STATED GOAL
Scan the listing below and copy every line holding "from".

►

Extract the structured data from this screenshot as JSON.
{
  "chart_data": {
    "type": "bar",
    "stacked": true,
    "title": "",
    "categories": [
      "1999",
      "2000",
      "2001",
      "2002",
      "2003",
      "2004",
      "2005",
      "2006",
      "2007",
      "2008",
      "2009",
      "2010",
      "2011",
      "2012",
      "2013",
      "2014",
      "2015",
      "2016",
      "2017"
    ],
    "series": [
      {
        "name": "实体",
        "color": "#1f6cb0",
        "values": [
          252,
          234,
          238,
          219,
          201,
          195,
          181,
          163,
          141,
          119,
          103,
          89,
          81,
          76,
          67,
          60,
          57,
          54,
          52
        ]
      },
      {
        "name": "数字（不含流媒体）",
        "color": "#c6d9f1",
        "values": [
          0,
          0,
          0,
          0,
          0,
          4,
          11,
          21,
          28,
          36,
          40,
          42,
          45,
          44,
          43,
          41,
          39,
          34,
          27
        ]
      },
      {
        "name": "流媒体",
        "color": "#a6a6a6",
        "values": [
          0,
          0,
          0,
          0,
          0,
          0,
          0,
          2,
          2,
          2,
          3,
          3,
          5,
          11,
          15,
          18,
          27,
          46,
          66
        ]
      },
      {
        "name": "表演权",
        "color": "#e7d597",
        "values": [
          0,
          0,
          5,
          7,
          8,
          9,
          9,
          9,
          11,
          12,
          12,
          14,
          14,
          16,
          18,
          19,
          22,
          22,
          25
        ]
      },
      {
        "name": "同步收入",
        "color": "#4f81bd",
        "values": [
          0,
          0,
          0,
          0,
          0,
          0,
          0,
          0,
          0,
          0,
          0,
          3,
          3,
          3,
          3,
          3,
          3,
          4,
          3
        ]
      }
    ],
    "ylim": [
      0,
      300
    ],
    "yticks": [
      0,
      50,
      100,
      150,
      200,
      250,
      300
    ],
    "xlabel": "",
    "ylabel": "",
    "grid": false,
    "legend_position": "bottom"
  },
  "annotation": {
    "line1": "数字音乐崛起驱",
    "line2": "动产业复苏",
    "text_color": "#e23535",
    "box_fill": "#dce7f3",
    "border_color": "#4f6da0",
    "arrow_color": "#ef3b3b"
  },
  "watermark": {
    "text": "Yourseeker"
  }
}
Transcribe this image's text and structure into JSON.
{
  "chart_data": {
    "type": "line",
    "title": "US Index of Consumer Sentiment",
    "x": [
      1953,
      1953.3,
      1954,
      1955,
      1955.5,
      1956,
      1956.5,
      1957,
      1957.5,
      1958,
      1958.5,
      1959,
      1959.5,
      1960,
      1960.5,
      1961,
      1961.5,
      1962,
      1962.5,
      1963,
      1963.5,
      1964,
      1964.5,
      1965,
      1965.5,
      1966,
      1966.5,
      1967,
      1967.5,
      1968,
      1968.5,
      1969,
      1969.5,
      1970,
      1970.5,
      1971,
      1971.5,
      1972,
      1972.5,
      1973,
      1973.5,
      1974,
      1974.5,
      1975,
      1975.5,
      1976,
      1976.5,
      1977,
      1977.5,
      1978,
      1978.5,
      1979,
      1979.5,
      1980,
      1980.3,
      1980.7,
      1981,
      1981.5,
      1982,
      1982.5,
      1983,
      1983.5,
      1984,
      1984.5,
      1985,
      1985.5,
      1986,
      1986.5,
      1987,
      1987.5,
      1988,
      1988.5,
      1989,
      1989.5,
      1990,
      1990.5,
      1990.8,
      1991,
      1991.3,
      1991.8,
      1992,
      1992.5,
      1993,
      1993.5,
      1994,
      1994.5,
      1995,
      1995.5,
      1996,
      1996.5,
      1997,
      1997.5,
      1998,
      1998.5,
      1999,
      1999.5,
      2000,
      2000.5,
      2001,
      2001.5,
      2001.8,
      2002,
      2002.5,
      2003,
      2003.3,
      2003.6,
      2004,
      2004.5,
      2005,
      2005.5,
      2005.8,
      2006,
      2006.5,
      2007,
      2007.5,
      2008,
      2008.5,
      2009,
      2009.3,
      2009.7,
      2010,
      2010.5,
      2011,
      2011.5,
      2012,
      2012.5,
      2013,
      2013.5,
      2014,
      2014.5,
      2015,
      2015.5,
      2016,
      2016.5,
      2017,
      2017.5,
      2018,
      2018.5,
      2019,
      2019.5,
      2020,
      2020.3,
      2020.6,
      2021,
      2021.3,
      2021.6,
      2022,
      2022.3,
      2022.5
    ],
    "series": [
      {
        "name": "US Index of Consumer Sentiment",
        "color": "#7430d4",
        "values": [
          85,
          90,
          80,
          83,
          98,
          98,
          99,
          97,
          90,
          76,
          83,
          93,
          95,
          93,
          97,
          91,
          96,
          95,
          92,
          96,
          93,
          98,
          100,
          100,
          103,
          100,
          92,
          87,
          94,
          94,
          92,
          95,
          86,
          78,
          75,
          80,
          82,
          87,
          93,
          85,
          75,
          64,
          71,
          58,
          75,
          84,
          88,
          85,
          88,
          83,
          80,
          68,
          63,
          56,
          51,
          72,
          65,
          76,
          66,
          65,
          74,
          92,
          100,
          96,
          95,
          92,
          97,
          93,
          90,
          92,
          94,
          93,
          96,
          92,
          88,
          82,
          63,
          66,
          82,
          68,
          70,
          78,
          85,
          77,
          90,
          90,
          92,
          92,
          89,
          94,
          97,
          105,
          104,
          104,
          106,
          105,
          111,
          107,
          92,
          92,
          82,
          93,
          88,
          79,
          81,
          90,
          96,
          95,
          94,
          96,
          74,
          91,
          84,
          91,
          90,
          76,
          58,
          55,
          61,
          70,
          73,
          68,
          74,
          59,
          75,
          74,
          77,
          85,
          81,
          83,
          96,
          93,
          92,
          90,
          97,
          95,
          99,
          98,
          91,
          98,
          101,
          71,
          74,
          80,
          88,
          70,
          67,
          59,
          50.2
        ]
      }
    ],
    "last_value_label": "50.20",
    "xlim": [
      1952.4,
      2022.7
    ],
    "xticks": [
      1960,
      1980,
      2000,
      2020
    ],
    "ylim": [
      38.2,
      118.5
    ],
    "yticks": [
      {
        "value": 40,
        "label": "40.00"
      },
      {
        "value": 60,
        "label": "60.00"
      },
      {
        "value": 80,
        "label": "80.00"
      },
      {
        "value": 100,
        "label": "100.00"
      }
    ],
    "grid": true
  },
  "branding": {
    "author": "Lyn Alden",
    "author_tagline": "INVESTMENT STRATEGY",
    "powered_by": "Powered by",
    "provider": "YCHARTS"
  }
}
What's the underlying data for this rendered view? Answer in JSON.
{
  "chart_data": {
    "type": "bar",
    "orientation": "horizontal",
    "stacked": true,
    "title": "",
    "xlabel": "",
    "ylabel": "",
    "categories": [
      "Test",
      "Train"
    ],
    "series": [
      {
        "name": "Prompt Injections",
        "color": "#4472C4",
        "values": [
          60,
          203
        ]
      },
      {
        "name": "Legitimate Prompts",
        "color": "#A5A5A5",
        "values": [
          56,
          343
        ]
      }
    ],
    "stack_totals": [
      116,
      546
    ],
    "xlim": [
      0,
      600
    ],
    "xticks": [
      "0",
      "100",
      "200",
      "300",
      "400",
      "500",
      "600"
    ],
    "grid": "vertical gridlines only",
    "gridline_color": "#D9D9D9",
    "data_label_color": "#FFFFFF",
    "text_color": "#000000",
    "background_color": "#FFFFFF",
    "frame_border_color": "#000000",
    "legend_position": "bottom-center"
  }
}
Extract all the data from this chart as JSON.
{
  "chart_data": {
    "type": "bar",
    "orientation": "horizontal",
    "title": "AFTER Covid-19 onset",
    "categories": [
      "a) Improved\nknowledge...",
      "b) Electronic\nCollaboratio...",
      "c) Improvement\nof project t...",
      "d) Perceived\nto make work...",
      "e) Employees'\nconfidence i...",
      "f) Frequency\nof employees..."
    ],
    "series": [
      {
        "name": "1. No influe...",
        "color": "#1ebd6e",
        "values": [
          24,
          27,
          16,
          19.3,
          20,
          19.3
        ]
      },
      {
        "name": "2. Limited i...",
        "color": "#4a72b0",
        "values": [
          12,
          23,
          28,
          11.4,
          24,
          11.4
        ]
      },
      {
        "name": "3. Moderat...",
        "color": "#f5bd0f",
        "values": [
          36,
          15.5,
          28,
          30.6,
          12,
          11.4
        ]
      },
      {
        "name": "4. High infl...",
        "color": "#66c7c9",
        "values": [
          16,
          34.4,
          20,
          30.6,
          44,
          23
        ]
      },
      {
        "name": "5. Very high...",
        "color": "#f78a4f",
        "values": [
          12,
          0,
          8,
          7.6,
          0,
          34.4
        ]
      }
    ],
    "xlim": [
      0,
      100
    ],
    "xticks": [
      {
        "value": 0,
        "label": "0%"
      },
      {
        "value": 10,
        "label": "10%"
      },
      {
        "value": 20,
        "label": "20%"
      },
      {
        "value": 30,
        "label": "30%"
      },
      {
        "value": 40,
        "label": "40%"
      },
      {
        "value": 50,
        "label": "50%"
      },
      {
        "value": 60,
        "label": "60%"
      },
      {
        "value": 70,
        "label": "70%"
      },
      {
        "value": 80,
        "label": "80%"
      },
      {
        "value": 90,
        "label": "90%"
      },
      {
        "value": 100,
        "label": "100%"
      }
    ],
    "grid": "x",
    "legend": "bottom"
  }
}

◄

REPLY TO THE EXERCISE
Extract the structured data from this screenshot as JSON.
Extract all the data from this chart as JSON.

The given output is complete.